=== Description of the task ===
Where a line of the listing below includes the word "game", reproduce that line.

[START]

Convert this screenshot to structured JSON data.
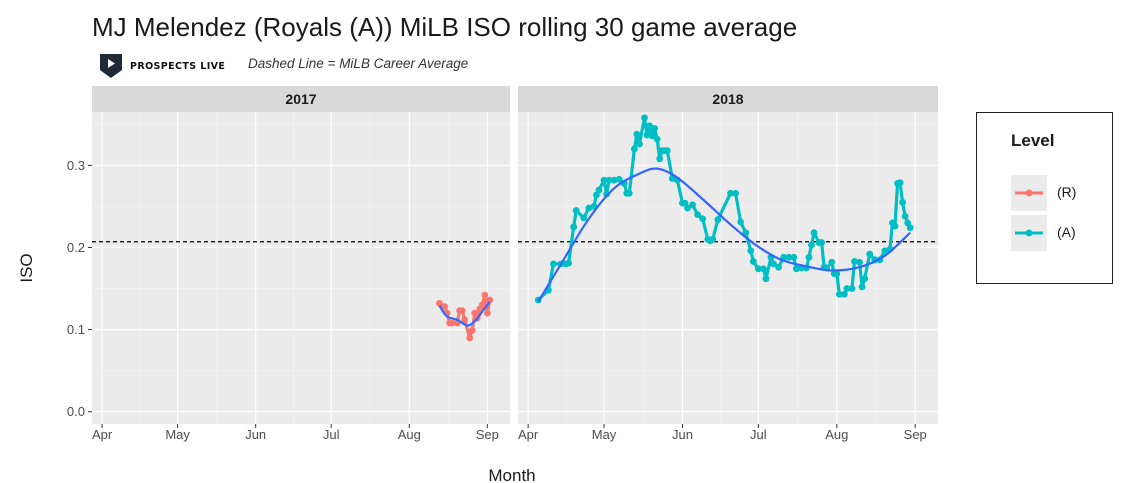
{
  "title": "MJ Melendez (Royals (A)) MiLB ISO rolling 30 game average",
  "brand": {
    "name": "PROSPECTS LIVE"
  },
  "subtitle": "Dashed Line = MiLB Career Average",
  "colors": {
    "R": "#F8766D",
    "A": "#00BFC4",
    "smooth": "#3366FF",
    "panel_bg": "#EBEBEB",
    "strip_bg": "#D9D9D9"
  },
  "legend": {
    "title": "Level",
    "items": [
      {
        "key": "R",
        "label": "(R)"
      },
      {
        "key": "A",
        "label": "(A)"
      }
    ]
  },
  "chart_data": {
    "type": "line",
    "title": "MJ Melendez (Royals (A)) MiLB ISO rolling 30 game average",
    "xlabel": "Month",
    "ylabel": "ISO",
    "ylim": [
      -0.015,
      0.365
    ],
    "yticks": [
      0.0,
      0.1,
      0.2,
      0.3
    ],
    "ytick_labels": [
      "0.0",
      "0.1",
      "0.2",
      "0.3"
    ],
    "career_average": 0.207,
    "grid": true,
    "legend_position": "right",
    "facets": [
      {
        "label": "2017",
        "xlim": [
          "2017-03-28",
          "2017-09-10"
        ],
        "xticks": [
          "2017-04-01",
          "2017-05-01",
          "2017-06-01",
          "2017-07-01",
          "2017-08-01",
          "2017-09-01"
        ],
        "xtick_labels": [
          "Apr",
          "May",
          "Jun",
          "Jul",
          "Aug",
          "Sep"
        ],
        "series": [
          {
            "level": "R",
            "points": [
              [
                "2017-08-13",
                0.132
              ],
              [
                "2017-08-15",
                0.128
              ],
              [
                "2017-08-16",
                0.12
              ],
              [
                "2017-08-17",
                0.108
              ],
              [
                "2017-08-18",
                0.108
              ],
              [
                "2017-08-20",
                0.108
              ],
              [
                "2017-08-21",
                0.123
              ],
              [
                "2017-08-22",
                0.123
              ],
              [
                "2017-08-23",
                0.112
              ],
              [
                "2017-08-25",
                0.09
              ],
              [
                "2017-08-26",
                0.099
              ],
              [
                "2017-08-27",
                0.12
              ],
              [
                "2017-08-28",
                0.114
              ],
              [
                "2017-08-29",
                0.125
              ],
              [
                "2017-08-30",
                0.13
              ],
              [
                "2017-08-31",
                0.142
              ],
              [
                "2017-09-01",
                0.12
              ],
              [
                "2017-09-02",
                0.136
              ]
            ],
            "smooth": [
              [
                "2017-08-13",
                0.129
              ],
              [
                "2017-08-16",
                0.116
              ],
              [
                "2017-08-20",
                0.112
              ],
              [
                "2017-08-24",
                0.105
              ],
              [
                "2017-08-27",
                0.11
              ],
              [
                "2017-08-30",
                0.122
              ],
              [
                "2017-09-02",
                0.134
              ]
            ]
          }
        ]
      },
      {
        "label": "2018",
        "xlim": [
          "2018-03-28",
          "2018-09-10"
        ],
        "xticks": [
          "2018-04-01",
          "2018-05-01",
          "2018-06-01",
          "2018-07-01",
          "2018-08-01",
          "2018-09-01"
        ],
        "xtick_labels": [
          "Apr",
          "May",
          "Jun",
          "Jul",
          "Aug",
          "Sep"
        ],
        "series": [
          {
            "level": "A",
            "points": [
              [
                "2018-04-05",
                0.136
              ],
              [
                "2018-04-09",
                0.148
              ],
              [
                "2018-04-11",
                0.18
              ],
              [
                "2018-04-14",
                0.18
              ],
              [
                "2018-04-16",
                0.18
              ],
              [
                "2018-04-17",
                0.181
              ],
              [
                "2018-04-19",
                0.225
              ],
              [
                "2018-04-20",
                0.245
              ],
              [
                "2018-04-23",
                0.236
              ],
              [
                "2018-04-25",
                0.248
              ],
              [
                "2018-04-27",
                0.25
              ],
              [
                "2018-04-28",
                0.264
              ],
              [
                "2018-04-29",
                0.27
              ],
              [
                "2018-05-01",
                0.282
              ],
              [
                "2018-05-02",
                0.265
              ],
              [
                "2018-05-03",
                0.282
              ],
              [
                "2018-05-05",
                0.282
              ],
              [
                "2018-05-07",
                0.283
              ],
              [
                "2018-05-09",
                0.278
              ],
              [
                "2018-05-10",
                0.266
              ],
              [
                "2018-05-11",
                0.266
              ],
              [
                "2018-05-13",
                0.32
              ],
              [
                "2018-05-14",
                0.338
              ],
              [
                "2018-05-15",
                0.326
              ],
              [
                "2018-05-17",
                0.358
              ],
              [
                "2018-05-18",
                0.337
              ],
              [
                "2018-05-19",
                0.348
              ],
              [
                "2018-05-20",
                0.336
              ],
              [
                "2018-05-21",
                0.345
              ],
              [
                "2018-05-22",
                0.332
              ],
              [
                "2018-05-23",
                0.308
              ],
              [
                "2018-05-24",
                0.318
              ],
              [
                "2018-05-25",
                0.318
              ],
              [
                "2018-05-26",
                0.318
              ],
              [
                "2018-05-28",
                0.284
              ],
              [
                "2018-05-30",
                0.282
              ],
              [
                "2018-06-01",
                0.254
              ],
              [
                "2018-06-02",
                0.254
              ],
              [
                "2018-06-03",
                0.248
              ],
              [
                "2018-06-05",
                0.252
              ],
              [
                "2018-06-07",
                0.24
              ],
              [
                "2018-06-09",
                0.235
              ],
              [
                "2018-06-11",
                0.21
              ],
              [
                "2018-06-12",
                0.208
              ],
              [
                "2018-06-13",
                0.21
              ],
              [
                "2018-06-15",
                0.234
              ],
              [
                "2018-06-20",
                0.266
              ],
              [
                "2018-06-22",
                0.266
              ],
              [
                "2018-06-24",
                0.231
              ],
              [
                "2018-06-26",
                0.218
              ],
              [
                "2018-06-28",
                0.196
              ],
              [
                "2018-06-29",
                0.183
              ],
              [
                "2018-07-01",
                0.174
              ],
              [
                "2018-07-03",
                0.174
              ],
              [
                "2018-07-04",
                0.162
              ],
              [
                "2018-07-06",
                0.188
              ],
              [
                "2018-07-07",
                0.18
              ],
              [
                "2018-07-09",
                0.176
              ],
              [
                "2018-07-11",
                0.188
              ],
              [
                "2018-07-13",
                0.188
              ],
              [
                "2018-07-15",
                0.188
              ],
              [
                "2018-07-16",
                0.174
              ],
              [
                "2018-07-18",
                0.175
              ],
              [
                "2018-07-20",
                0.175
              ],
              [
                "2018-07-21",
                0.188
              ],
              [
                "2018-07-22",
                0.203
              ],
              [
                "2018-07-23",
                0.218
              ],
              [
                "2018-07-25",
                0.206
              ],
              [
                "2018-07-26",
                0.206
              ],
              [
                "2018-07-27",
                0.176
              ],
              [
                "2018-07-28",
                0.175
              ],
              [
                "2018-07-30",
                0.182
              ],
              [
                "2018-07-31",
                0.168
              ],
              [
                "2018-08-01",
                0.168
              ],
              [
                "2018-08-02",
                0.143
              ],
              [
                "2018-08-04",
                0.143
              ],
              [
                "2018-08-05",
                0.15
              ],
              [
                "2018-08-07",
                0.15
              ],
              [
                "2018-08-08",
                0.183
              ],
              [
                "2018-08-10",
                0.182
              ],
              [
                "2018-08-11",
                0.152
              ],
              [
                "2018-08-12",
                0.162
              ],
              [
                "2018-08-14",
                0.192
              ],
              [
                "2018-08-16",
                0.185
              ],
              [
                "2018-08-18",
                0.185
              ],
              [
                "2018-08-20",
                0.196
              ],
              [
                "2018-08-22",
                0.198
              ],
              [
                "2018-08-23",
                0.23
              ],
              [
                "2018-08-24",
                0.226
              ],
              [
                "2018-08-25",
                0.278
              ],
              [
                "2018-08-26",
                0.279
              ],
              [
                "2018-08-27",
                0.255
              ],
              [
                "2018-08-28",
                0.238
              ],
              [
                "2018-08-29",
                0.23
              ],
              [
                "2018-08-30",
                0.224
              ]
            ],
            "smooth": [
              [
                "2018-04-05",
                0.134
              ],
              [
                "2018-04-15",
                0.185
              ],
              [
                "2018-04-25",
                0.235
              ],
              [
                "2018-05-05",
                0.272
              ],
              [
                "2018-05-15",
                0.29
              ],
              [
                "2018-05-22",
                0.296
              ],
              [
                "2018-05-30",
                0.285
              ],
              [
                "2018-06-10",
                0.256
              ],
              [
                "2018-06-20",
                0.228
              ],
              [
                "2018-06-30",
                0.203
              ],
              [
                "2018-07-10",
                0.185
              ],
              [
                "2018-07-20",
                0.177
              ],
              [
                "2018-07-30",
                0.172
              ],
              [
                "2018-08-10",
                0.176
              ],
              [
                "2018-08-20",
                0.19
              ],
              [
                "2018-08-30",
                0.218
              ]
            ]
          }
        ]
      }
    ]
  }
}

[END]
[START]

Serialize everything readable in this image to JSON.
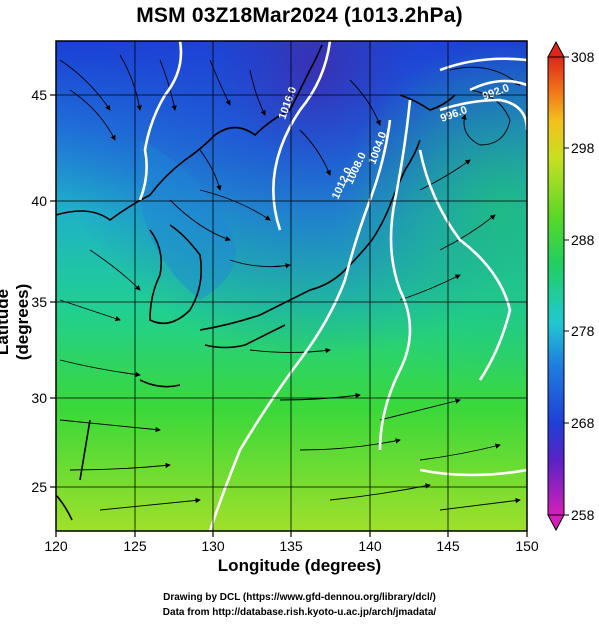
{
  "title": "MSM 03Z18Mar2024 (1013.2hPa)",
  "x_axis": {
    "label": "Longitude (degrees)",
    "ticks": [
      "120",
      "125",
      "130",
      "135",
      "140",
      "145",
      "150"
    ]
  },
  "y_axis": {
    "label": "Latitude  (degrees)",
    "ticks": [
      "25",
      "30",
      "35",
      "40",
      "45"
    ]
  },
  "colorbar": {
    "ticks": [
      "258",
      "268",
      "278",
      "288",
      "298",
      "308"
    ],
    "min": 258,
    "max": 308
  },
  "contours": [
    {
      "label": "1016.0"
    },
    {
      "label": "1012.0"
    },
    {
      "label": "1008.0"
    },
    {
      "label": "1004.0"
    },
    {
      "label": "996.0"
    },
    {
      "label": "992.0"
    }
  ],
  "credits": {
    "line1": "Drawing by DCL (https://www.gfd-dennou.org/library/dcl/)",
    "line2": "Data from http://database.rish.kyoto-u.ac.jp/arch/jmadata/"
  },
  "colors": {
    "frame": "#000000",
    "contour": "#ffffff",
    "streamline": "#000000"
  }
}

[END]

=== Exercise answer ===
  "title": "MJ Melendez (Royals (A)) MiLB ISO rolling 30 game average",
    "title": "MJ Melendez (Royals (A)) MiLB ISO rolling 30 game average",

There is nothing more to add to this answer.